▶ Challenge:
Select all lines with the string "Definition" in them, and copy those lines.

▶ Supplied material:

-- start --

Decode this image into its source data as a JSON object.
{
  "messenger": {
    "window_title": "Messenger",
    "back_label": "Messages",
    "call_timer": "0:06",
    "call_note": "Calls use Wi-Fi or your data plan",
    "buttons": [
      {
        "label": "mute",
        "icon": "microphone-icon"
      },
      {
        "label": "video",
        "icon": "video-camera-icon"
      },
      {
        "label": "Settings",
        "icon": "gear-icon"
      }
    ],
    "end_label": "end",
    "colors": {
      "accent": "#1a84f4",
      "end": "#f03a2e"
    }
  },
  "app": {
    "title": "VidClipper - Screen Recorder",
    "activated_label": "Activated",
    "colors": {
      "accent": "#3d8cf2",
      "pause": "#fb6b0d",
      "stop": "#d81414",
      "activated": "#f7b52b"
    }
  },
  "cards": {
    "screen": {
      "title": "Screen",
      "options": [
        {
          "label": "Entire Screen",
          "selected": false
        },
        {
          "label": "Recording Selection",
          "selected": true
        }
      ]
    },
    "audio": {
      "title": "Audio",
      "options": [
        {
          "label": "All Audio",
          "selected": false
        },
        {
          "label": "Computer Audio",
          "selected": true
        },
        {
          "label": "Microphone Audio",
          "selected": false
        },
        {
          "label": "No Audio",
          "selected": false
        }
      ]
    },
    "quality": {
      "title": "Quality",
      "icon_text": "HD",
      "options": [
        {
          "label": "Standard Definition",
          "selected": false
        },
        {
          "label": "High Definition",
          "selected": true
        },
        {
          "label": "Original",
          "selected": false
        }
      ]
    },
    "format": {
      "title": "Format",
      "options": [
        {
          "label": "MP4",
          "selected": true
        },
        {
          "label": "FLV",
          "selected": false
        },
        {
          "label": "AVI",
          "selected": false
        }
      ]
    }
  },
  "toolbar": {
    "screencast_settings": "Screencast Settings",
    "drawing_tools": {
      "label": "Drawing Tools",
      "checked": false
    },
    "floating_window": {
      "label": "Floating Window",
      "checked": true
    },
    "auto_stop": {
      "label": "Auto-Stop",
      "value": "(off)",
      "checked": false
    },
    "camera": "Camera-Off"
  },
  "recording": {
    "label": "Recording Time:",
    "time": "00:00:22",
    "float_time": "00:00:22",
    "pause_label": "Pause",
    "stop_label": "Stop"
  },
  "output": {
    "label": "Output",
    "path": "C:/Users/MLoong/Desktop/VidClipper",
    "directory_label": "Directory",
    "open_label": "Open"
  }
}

-- end --

▶ Full output:
          "label": "Standard Definition",
          "label": "High Definition",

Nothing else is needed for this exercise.